▼

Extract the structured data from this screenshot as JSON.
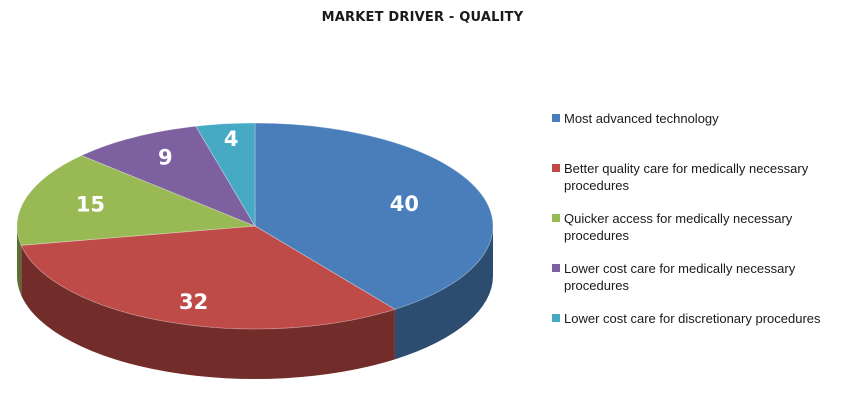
{
  "chart_data": {
    "type": "pie",
    "title": "MARKET DRIVER - QUALITY",
    "categories": [
      "Most advanced technology",
      "Better quality care for medically necessary procedures",
      "Quicker access for medically necessary procedures",
      "Lower cost care for medically necessary procedures",
      "Lower cost care for discretionary procedures"
    ],
    "values": [
      40,
      32,
      15,
      9,
      4
    ],
    "data_labels": [
      "40",
      "32",
      "15",
      "9",
      "4"
    ],
    "colors": [
      "#4a7ebb",
      "#be4b48",
      "#98b954",
      "#7d60a0",
      "#46aac5"
    ],
    "legend_position": "right",
    "three_d": true
  }
}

▲

# [Objective]
Reproduce each record from above exactly; pictures do not belong in the copy.

# [Answer to the task]
Extract the structured data from this screenshot as JSON.
{
  "chart_data": {
    "type": "pie",
    "title": "MARKET DRIVER - QUALITY",
    "categories": [
      "Most advanced technology",
      "Better quality care for medically necessary procedures",
      "Quicker access for medically necessary procedures",
      "Lower cost care for medically necessary procedures",
      "Lower cost care for discretionary procedures"
    ],
    "values": [
      40,
      32,
      15,
      9,
      4
    ],
    "data_labels": [
      "40",
      "32",
      "15",
      "9",
      "4"
    ],
    "colors": [
      "#4a7ebb",
      "#be4b48",
      "#98b954",
      "#7d60a0",
      "#46aac5"
    ],
    "legend_position": "right",
    "three_d": true
  }
}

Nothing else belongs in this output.